> _TEXT BLOCK_:

·····

Bremsstrahlung radiation (German for braking radiation) is free-free radiation where a free electron passes nearby an ion with charge $Ze$ but its path is changed very little.

The dipole moment of the electron is

\[\ddot{\vec{d}} = -e \dot{\vec{v}} = \frac{e}{m_e} \frac{Z e^2}{\|\vec{R}(t)\|^3} \vec{R}\]

where $\vec{R}$ is the vector pointing from the ion to the electron. If we assume the electron at closest approach is a distance $b$ from the ion and that closest approach occurs at $t=0$, then the distance is

\[\|\vec{R}(t)\|^2 = b^2 + v^2 t^2\]

Using this, the total change in the velocity is

\[\Delta v = \frac{Z e^2}{m_e} \int_{-\infty}^{\infty} dt \frac{b }{\left( b^2 + v^2 t^2 \right)^{\frac{3}{2}}} = \frac{2 Z e^2}{m_e b v}\]

where we have assumed most of the change happens perpendicular to the path such that $\vec{R} \approx b \hat{R} $ where $\hat{R}$ points away from the ion toward the electron at closest approach.

·····

(Collected data)
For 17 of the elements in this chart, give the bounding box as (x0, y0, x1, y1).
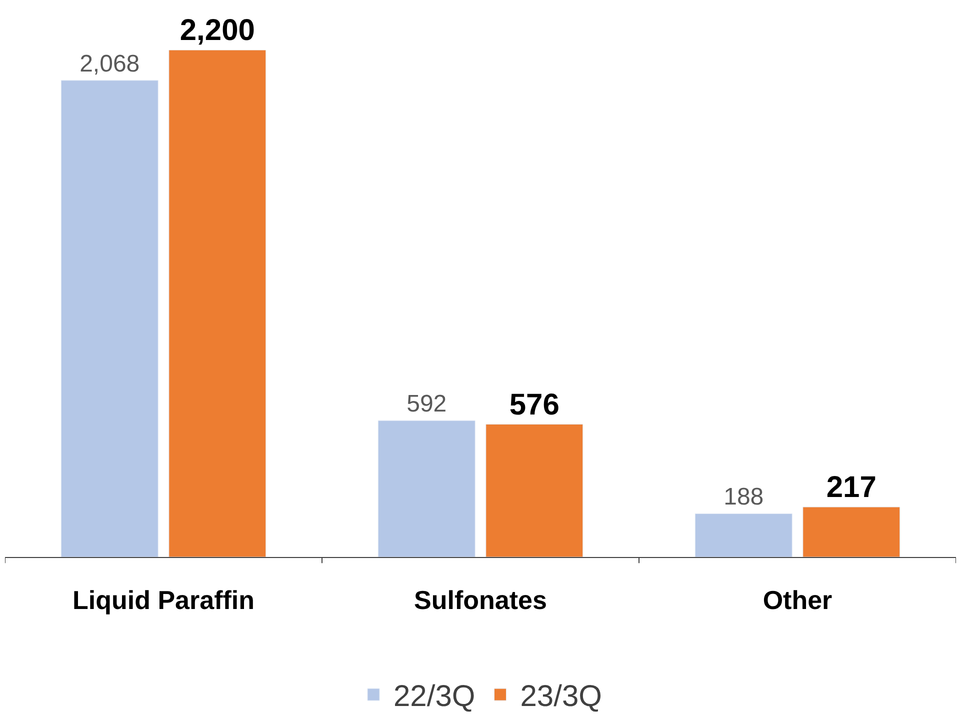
data-label: 592 (406, 390, 447, 418)
legend-label: 22/3Q (394, 680, 476, 714)
bar (378, 420, 476, 557)
bar (802, 506, 900, 557)
x-tick-label: Sulfonates (414, 585, 547, 616)
bar (60, 80, 158, 557)
data-label: 2,200 (180, 14, 255, 47)
bar (168, 50, 266, 557)
data-label: 217 (826, 470, 876, 504)
bar (486, 424, 584, 557)
x-tick-label: Other (762, 585, 832, 616)
legend-label: 23/3Q (520, 680, 602, 714)
x-tick-label: Liquid Paraffin (72, 585, 254, 616)
data-label: 188 (724, 484, 764, 511)
data-label: 576 (509, 388, 560, 422)
bar (694, 513, 792, 557)
data-label: 2,068 (80, 50, 140, 78)
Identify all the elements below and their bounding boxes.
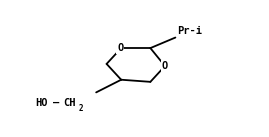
Text: HO: HO — [36, 98, 48, 108]
Text: O: O — [162, 61, 168, 71]
Text: CH: CH — [63, 98, 75, 108]
Text: O: O — [117, 43, 123, 53]
Text: 2: 2 — [79, 104, 83, 113]
Text: Pr-i: Pr-i — [178, 26, 203, 36]
Text: —: — — [54, 98, 60, 108]
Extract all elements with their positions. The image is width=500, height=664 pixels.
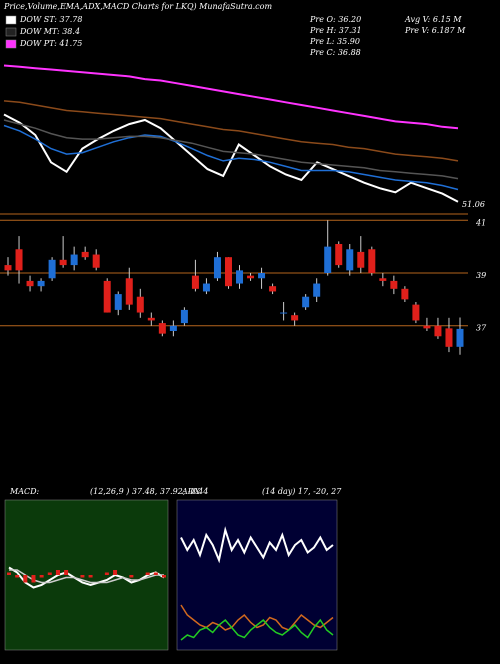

·····

> _WRITTEN REQUEST_: Continue the text on bremsstrahlung radiation from its last sentence. The records are separate material, unrelated to the text on bremsstrahlung radiation.

> _WRITTEN ANSWER_:
Using the fourier transformed Larmor formula, we get

\[\vec{d}(\nu) = \frac{e}{(2\pi \nu )^2} \Delta v = \frac{2 Z e^3}{m_e b v (2\pi \nu )^2}\] \[\frac{dW}{d\nu \, d\Omega} = \left( \frac{2\pi}{c}\right)^3 \nu^4 \sin^2 \theta \frac{4 Z^2 e^6}{m_e^2 b^2 v^2 (2\pi \nu )^4} = \frac{4}{2\pi} \sin^2 \theta \frac{ Z^2 e^6}{m_e^2 c^3 b^2 v^2 }\]

Integrating over solid angle gives

\[\frac{dW}{d\nu } = \frac{4}{2\pi} \frac{8\pi}{3} \frac{ Z^2 e^6}{m_e^2 c^3 b^2 v^2 } = \frac{ 16 Z^2 e^6}{3m_e^2 c^3 b^2 v^2 }\]

However, this is only valid for frequencies $\nu \ll \frac{v}{2\pi b} $ which results from our assumption about the change only being perpendicular. Doing the full fourier transform for all compnents of $\Delta \vec{v}$ results in bessel functions which contain an exponential cutoff at this same limit.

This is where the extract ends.